[libvirt] [PATCH v2 02/15] Add public APIs for post-copy migration

Jiri Denemark jdenemar at redhat.com
Fri Jan 22 15:22:08 UTC 2016


On Fri, Jan 22, 2016 at 15:10:16 +0000, Daniel P. Berrange wrote:
> On Thu, Jan 21, 2016 at 11:20:47AM +0100, Jiri Denemark wrote:
> > From: Cristian Klein <cristiklein at gmail.com>
> > 
> > To use post-copy one has to start the migration with
> > VIR_MIGRATE_POSTCOPY flag and, while migration is in progress, call
> > virDomainMigrateStartPostCopy() to switch from pre-copy to post-copy.
> > 
> > Signed-off-by: Cristian Klein <cristiklein at gmail.com>
> > Signed-off-by: Jiri Denemark <jdenemar at redhat.com>
> > ---
> > 
> > Notes:
> >     Version 2:
> >     - POSTCOPY_AFTER_PRECOPY flag removed
> > 
> >  include/libvirt/libvirt-domain.h |   4 ++
> >  src/driver-hypervisor.h          |   5 ++
> >  src/libvirt-domain.c             | 114 +++++++++++++++++++++++++++++++++++++++
> >  src/libvirt_public.syms          |   4 ++
> >  src/remote/remote_driver.c       |   1 +
> >  src/remote/remote_protocol.x     |  13 ++++-
> >  src/remote_protocol-structs      |   5 ++
> >  7 files changed, 145 insertions(+), 1 deletion(-)
> > 
> > diff --git a/include/libvirt/libvirt-domain.h b/include/libvirt/libvirt-domain.h
> > index 50342d2..ccbf6a7 100644
> > --- a/include/libvirt/libvirt-domain.h
> > +++ b/include/libvirt/libvirt-domain.h
> > @@ -662,6 +662,7 @@ typedef enum {
> >      VIR_MIGRATE_ABORT_ON_ERROR    = (1 << 12), /* abort migration on I/O errors happened during migration */
> >      VIR_MIGRATE_AUTO_CONVERGE     = (1 << 13), /* force convergence */
> >      VIR_MIGRATE_RDMA_PIN_ALL      = (1 << 14), /* RDMA memory pinning */
> > +    VIR_MIGRATE_POSTCOPY          = (1 << 15), /* enable (but do not start) post-copy migration */
> >  } virDomainMigrateFlags;
> >  
> >  
> > @@ -810,6 +811,9 @@ int virDomainMigrateGetMaxSpeed(virDomainPtr domain,
> >                                  unsigned long *bandwidth,
> >                                  unsigned int flags);
> >  
> > +int virDomainMigrateStartPostCopy(virDomainPtr domain,
> > +                                  unsigned int flags);
> > +
> >  char * virConnectGetDomainCapabilities(virConnectPtr conn,
> >                                         const char *emulatorbin,
> >                                         const char *arch,
> > diff --git a/src/driver-hypervisor.h b/src/driver-hypervisor.h
> > index ae2ec4d..68a7730 100644
> > --- a/src/driver-hypervisor.h
> > +++ b/src/driver-hypervisor.h
> > @@ -638,6 +638,10 @@ typedef int
> >                                      const char *dom_xml);
> >  
> >  typedef int
> > +(*virDrvDomainMigrateStartPostCopy)(virDomainPtr domain,
> > +                                    unsigned int flags);
> > +
> > +typedef int
> >  (*virDrvConnectIsEncrypted)(virConnectPtr conn);
> >  
> >  typedef int
> > @@ -1443,6 +1447,7 @@ struct _virHypervisorDriver {
> >      virDrvDomainGetFSInfo domainGetFSInfo;
> >      virDrvDomainInterfaceAddresses domainInterfaceAddresses;
> >      virDrvDomainSetUserPassword domainSetUserPassword;
> > +    virDrvDomainMigrateStartPostCopy domainMigrateStartPostCopy;
> >  };
> >  
> >  
> > diff --git a/src/libvirt-domain.c b/src/libvirt-domain.c
> > index 9491845..676f0f7 100644
> > --- a/src/libvirt-domain.c
> > +++ b/src/libvirt-domain.c
> > @@ -3537,6 +3537,7 @@ virDomainMigrateUnmanaged(virDomainPtr domain,
> >   *                                 automatically when supported).

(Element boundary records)

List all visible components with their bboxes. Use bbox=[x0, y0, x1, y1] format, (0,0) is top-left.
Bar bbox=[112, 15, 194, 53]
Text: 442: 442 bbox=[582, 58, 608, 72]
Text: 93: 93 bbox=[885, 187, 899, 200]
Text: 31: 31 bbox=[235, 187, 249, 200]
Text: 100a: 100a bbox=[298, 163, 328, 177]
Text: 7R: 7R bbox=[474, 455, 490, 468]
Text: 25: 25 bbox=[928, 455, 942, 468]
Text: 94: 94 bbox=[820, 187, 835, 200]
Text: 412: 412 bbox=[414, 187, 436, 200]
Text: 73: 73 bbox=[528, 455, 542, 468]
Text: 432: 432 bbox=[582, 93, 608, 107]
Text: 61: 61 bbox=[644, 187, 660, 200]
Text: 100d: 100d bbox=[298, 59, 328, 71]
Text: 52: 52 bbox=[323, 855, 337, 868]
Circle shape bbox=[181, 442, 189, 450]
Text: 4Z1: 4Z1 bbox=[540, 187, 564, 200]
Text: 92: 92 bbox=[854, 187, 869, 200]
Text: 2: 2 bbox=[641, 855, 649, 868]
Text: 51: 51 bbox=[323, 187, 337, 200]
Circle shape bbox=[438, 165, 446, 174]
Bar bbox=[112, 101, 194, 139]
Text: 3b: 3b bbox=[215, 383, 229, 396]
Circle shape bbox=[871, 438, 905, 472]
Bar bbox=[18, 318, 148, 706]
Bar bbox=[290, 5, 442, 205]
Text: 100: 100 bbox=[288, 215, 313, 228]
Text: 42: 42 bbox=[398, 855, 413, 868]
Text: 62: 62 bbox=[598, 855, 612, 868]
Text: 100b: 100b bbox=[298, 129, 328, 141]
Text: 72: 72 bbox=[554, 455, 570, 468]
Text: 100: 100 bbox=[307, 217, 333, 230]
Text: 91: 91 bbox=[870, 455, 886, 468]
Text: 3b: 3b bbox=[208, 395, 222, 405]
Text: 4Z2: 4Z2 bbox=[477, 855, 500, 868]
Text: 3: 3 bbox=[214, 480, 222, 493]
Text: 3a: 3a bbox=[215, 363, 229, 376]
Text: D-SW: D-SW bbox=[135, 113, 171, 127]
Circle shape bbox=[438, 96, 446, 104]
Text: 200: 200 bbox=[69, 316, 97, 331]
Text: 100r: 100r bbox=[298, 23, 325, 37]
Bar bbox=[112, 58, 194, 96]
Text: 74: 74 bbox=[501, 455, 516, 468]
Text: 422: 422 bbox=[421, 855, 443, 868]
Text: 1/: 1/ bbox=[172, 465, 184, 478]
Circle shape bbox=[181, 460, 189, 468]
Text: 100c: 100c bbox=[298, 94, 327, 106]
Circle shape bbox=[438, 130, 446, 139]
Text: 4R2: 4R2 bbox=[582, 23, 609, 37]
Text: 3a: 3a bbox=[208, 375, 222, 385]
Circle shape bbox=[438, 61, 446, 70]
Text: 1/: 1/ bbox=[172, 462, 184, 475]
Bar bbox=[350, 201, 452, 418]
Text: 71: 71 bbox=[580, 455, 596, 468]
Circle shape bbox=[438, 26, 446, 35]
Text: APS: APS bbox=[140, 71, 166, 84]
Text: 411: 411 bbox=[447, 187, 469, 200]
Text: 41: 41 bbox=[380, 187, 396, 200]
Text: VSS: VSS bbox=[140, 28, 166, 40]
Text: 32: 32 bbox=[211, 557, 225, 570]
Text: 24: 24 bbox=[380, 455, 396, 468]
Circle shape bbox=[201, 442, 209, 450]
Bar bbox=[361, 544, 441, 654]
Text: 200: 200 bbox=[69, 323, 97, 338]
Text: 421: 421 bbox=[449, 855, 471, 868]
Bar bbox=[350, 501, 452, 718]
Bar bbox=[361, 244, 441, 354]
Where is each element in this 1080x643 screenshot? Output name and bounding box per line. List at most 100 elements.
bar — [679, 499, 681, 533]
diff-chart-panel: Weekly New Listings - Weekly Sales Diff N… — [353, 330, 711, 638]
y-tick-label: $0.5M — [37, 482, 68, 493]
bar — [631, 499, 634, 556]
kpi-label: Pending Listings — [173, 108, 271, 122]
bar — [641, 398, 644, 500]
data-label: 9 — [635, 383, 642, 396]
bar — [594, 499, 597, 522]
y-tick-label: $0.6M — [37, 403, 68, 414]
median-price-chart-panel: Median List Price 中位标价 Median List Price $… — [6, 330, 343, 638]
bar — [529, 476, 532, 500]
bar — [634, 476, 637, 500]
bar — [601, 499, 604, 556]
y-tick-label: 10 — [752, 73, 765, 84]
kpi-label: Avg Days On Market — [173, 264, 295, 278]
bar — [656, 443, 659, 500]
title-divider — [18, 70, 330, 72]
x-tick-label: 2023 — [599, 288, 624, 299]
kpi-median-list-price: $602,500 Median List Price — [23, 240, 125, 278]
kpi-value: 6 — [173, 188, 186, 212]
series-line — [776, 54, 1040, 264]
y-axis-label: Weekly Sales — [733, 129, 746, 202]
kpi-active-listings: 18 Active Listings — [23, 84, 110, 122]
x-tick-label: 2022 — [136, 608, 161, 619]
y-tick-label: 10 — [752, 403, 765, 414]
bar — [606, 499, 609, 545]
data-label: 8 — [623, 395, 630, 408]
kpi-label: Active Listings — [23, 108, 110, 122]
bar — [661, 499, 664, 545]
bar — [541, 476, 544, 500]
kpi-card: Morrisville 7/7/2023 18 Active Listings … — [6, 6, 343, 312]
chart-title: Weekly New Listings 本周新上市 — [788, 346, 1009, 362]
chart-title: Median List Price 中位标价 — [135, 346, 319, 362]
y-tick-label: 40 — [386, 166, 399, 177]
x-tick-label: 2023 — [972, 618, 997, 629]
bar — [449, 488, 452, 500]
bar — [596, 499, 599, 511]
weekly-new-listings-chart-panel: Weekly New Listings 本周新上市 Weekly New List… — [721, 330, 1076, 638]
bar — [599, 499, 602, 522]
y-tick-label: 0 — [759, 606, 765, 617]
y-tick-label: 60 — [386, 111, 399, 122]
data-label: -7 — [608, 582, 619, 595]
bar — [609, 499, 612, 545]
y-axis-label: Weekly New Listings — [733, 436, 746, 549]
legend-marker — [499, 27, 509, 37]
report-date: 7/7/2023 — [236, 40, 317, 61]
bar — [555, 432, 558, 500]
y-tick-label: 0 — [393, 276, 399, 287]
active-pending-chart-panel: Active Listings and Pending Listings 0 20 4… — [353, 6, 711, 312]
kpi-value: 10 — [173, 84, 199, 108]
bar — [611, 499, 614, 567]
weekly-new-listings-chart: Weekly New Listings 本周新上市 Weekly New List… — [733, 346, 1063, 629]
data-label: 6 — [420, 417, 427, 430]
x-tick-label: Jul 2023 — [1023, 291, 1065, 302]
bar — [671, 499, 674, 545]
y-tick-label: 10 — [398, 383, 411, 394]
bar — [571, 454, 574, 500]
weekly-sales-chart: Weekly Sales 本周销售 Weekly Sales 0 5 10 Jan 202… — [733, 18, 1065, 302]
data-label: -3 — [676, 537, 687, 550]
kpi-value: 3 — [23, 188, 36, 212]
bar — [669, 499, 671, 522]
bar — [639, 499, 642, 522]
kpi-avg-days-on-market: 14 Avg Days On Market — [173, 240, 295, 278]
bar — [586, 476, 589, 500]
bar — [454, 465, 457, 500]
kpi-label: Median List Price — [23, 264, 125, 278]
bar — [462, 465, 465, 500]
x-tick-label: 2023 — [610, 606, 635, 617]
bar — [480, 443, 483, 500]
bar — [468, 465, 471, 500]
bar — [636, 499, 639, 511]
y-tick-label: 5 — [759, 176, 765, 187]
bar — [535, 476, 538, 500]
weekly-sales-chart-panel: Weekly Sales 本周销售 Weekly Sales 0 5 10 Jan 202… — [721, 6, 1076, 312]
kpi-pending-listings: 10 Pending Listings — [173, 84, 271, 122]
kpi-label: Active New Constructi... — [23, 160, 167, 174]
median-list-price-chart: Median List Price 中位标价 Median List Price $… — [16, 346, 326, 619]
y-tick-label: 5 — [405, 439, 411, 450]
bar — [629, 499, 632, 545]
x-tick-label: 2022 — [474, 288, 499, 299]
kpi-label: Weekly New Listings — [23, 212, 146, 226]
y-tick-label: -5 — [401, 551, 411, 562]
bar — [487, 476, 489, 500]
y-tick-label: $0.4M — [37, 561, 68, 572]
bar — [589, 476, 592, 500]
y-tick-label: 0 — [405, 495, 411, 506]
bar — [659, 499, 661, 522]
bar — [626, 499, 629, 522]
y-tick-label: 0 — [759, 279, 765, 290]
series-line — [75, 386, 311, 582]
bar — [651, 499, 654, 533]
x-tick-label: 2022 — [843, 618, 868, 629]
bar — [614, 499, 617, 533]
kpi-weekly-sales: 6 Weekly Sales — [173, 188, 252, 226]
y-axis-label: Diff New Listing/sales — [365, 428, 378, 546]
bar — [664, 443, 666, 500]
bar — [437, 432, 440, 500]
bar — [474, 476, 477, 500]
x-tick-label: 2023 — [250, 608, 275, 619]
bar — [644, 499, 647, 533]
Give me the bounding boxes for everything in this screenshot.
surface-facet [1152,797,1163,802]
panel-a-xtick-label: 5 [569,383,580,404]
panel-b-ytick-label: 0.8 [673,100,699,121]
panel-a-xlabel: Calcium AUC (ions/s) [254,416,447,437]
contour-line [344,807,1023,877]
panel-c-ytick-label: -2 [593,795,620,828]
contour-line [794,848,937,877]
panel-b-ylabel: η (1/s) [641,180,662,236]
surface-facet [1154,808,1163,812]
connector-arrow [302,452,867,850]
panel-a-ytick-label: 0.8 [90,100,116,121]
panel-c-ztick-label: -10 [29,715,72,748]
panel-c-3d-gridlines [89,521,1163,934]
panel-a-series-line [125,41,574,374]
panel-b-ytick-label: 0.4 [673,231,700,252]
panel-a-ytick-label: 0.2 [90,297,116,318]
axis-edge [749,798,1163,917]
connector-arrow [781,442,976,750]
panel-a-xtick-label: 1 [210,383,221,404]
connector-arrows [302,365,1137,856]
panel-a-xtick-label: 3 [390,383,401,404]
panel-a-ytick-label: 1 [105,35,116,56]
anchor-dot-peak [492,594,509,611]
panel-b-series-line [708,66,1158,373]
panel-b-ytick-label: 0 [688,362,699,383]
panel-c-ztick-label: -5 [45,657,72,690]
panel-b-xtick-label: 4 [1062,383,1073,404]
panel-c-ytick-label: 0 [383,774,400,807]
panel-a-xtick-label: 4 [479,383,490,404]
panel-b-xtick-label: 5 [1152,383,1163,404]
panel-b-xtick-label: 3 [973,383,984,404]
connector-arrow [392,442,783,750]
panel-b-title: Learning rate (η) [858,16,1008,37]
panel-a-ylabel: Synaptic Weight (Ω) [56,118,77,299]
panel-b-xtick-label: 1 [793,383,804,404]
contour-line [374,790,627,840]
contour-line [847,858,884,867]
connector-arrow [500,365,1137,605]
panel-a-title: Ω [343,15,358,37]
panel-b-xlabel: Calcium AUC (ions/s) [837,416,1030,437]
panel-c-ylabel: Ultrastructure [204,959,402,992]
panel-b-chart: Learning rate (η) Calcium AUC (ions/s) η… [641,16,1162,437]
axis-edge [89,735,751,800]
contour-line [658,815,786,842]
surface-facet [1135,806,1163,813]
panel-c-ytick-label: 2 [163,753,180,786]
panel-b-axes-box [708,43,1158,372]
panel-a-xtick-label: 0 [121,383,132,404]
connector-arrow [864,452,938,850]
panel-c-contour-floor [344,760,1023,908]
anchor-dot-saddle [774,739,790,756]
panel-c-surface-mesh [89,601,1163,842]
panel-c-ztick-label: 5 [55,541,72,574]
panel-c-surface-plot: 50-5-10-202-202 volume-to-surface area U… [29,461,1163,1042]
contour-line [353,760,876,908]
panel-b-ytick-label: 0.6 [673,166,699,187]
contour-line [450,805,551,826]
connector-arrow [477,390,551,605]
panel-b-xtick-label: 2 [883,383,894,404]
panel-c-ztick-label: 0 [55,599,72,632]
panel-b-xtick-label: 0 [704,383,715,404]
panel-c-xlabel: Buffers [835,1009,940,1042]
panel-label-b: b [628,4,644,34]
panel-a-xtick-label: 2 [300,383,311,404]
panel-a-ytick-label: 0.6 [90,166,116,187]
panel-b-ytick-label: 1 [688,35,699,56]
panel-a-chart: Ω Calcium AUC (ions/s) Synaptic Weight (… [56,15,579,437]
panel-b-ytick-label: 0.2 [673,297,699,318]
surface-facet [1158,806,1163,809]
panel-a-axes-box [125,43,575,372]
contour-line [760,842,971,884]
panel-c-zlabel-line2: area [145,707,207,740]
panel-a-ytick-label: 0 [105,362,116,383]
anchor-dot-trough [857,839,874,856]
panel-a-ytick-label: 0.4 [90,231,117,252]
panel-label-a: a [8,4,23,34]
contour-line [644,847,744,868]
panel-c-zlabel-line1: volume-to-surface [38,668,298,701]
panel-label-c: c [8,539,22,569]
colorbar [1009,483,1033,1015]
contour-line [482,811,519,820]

=== SET TASKS ===
• A. According to the patch message, what flag does a migration have to be started with in order to use post-copy?
• B. Copy the rows word for word, starting with the first row and ending with the line that contains "Circle shape bbox=[438, 130, 446, 139]", including that line.
These rows have no connection to the patch message.

=== CORRECT ANSWERS ===
• A. VIR_MIGRATE_POSTCOPY

• B.
List all visible components with their bboxes. Use bbox=[x0, y0, x1, y1] format, (0,0) is top-left.
Bar bbox=[112, 15, 194, 53]
Text: 442: 442 bbox=[582, 58, 608, 72]
Text: 93: 93 bbox=[885, 187, 899, 200]
Text: 31: 31 bbox=[235, 187, 249, 200]
Text: 100a: 100a bbox=[298, 163, 328, 177]
Text: 7R: 7R bbox=[474, 455, 490, 468]
Text: 25: 25 bbox=[928, 455, 942, 468]
Text: 94: 94 bbox=[820, 187, 835, 200]
Text: 412: 412 bbox=[414, 187, 436, 200]
Text: 73: 73 bbox=[528, 455, 542, 468]
Text: 432: 432 bbox=[582, 93, 608, 107]
Text: 61: 61 bbox=[644, 187, 660, 200]
Text: 100d: 100d bbox=[298, 59, 328, 71]
Text: 52: 52 bbox=[323, 855, 337, 868]
Circle shape bbox=[181, 442, 189, 450]
Text: 4Z1: 4Z1 bbox=[540, 187, 564, 200]
Text: 92: 92 bbox=[854, 187, 869, 200]
Text: 2: 2 bbox=[641, 855, 649, 868]
Text: 51: 51 bbox=[323, 187, 337, 200]
Circle shape bbox=[438, 165, 446, 174]
Bar bbox=[112, 101, 194, 139]
Text: 3b: 3b bbox=[215, 383, 229, 396]
Circle shape bbox=[871, 438, 905, 472]
Bar bbox=[18, 318, 148, 706]
Bar bbox=[290, 5, 442, 205]
Text: 100: 100 bbox=[288, 215, 313, 228]
Text: 42: 42 bbox=[398, 855, 413, 868]
Text: 62: 62 bbox=[598, 855, 612, 868]
Text: 100b: 100b bbox=[298, 129, 328, 141]
Text: 72: 72 bbox=[554, 455, 570, 468]
Text: 100: 100 bbox=[307, 217, 333, 230]
Text: 91: 91 bbox=[870, 455, 886, 468]
Text: 3b: 3b bbox=[208, 395, 222, 405]
Text: 4Z2: 4Z2 bbox=[477, 855, 500, 868]
Text: 3: 3 bbox=[214, 480, 222, 493]
Text: 3a: 3a bbox=[215, 363, 229, 376]
Text: D-SW: D-SW bbox=[135, 113, 171, 127]
Circle shape bbox=[438, 96, 446, 104]
Text: 200: 200 bbox=[69, 316, 97, 331]
Text: 100r: 100r bbox=[298, 23, 325, 37]
Bar bbox=[112, 58, 194, 96]
Text: 74: 74 bbox=[501, 455, 516, 468]
Text: 422: 422 bbox=[421, 855, 443, 868]
Text: 1/: 1/ bbox=[172, 465, 184, 478]
Circle shape bbox=[181, 460, 189, 468]
Text: 100c: 100c bbox=[298, 94, 327, 106]
Circle shape bbox=[438, 130, 446, 139]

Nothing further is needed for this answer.